[Stored data]
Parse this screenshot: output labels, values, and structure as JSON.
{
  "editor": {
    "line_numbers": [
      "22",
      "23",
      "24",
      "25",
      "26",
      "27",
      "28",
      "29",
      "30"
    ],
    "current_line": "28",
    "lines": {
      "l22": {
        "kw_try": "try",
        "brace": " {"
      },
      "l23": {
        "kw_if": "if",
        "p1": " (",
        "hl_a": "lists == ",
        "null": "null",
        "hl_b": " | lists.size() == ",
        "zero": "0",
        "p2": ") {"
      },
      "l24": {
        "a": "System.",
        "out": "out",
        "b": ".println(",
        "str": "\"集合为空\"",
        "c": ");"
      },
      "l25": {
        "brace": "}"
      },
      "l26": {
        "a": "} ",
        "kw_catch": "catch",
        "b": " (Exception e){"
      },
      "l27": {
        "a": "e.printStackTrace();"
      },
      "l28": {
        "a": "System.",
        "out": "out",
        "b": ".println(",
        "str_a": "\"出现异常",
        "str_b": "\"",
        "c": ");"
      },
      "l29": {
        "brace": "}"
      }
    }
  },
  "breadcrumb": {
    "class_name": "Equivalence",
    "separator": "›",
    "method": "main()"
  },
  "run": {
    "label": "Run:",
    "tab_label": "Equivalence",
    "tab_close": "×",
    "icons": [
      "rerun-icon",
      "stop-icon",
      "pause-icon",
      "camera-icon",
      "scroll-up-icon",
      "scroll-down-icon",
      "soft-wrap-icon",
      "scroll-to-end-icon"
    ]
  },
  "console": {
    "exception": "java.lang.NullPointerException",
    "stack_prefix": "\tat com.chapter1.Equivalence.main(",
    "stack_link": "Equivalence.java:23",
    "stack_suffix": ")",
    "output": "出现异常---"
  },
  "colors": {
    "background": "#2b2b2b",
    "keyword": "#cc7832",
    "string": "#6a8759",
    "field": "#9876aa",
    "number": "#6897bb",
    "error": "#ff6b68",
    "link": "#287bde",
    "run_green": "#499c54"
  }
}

*Exercise instructions:*
Reproduce the complete set of lines precisely as supplied.

*Written response:*
Parse this screenshot: output labels, values, and structure as JSON.
{
  "editor": {
    "line_numbers": [
      "22",
      "23",
      "24",
      "25",
      "26",
      "27",
      "28",
      "29",
      "30"
    ],
    "current_line": "28",
    "lines": {
      "l22": {
        "kw_try": "try",
        "brace": " {"
      },
      "l23": {
        "kw_if": "if",
        "p1": " (",
        "hl_a": "lists == ",
        "null": "null",
        "hl_b": " | lists.size() == ",
        "zero": "0",
        "p2": ") {"
      },
      "l24": {
        "a": "System.",
        "out": "out",
        "b": ".println(",
        "str": "\"集合为空\"",
        "c": ");"
      },
      "l25": {
        "brace": "}"
      },
      "l26": {
        "a": "} ",
        "kw_catch": "catch",
        "b": " (Exception e){"
      },
      "l27": {
        "a": "e.printStackTrace();"
      },
      "l28": {
        "a": "System.",
        "out": "out",
        "b": ".println(",
        "str_a": "\"出现异常",
        "str_b": "\"",
        "c": ");"
      },
      "l29": {
        "brace": "}"
      }
    }
  },
  "breadcrumb": {
    "class_name": "Equivalence",
    "separator": "›",
    "method": "main()"
  },
  "run": {
    "label": "Run:",
    "tab_label": "Equivalence",
    "tab_close": "×",
    "icons": [
      "rerun-icon",
      "stop-icon",
      "pause-icon",
      "camera-icon",
      "scroll-up-icon",
      "scroll-down-icon",
      "soft-wrap-icon",
      "scroll-to-end-icon"
    ]
  },
  "console": {
    "exception": "java.lang.NullPointerException",
    "stack_prefix": "\tat com.chapter1.Equivalence.main(",
    "stack_link": "Equivalence.java:23",
    "stack_suffix": ")",
    "output": "出现异常---"
  },
  "colors": {
    "background": "#2b2b2b",
    "keyword": "#cc7832",
    "string": "#6a8759",
    "field": "#9876aa",
    "number": "#6897bb",
    "error": "#ff6b68",
    "link": "#287bde",
    "run_green": "#499c54"
  }
}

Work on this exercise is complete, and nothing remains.